◆ Written problem ◆
Identify each line below that contains the word "text", and copy it out.

◆ The records ◆
+---+

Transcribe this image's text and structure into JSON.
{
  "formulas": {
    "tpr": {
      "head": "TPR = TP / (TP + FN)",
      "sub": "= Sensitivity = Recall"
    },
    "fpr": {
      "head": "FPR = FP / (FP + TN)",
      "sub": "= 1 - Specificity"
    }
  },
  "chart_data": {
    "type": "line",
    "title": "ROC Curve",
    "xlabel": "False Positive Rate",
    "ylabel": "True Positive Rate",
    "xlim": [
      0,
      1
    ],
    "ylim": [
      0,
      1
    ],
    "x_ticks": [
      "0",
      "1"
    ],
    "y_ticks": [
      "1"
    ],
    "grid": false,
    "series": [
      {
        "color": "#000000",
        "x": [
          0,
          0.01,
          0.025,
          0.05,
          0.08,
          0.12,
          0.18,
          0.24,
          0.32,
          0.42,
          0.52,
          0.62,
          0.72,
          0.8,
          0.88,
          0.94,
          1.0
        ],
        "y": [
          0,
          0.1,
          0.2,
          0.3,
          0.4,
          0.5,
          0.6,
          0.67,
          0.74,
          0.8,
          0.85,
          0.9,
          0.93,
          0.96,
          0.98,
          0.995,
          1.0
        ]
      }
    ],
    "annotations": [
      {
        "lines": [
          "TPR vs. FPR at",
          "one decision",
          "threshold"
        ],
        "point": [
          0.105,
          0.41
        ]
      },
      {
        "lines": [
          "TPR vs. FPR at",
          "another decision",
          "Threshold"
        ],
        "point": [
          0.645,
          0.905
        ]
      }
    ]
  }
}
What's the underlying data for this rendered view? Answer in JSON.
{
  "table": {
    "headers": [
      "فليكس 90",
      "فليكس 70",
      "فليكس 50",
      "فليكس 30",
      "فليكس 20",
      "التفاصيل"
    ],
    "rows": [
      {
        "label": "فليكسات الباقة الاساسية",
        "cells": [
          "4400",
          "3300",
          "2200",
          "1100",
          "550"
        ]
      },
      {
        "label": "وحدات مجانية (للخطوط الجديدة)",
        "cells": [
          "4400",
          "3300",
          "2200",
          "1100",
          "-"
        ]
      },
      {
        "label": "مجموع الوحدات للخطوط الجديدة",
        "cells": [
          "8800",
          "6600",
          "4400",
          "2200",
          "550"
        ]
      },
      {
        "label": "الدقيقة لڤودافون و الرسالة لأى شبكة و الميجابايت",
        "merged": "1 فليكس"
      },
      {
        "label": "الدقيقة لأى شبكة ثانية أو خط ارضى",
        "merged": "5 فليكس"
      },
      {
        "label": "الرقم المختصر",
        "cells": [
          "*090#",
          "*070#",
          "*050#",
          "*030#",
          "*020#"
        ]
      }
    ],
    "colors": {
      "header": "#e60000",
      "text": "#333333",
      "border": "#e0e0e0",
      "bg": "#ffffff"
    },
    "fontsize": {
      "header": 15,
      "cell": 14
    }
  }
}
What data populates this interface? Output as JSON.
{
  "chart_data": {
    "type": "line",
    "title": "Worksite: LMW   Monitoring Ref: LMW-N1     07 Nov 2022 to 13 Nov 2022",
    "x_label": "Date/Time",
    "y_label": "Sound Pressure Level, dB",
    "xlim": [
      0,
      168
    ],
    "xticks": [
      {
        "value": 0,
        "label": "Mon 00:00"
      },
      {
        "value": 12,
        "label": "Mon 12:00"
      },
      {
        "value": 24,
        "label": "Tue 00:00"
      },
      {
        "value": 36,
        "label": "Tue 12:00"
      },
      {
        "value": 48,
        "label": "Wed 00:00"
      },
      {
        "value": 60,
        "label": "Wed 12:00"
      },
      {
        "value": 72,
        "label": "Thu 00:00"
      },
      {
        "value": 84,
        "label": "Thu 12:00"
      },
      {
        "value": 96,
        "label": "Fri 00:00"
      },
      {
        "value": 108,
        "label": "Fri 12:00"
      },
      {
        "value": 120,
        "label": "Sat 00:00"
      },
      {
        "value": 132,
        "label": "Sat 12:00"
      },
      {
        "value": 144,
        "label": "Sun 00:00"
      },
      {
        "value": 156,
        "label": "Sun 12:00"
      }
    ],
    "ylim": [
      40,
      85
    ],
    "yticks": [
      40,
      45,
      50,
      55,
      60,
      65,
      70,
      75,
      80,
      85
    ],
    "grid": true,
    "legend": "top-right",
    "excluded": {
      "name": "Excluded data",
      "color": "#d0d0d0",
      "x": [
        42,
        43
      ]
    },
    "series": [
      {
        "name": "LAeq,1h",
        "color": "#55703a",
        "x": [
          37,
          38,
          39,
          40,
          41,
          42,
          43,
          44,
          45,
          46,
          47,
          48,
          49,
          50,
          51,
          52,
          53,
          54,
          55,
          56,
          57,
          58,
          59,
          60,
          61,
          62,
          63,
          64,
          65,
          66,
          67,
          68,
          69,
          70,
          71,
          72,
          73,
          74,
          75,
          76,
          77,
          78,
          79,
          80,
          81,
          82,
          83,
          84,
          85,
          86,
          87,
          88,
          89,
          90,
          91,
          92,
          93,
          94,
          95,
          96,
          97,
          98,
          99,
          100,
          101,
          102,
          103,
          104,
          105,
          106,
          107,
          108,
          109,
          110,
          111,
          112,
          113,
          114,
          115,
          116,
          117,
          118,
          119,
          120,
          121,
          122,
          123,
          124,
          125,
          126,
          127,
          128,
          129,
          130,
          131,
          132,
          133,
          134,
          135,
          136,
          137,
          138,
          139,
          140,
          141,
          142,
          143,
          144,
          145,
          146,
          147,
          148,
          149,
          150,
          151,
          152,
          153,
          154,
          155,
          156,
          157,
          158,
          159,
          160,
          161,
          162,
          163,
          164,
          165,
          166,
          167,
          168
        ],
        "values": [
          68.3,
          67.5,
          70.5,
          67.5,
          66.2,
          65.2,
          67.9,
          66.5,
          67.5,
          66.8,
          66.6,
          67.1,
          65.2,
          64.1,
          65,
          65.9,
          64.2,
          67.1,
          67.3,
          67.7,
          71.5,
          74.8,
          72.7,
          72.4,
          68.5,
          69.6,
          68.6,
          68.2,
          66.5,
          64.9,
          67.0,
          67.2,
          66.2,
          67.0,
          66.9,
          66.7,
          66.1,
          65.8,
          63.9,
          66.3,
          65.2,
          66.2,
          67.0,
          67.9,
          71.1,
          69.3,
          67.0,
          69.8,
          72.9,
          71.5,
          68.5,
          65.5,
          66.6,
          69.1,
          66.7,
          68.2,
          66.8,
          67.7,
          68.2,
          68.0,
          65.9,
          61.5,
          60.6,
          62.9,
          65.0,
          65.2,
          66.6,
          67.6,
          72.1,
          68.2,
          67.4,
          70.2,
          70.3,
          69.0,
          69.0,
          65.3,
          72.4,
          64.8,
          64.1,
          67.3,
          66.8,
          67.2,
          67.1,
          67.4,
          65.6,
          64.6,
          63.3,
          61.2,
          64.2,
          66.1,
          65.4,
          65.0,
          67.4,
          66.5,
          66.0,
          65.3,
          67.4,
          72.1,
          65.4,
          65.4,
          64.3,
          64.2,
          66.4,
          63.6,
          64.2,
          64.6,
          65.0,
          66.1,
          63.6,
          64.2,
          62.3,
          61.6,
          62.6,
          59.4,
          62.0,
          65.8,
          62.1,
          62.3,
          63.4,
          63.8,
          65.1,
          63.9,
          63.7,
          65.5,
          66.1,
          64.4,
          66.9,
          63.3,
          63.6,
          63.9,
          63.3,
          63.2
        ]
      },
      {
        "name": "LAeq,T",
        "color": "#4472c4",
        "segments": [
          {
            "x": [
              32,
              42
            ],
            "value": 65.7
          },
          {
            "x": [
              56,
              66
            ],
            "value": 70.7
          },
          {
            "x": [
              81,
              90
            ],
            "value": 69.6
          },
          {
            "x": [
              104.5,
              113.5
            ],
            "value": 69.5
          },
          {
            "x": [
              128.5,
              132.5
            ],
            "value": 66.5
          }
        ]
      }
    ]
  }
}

+---+

◆ Solution ◆
Transcribe this image's text and structure into JSON.
      "text": "#333333",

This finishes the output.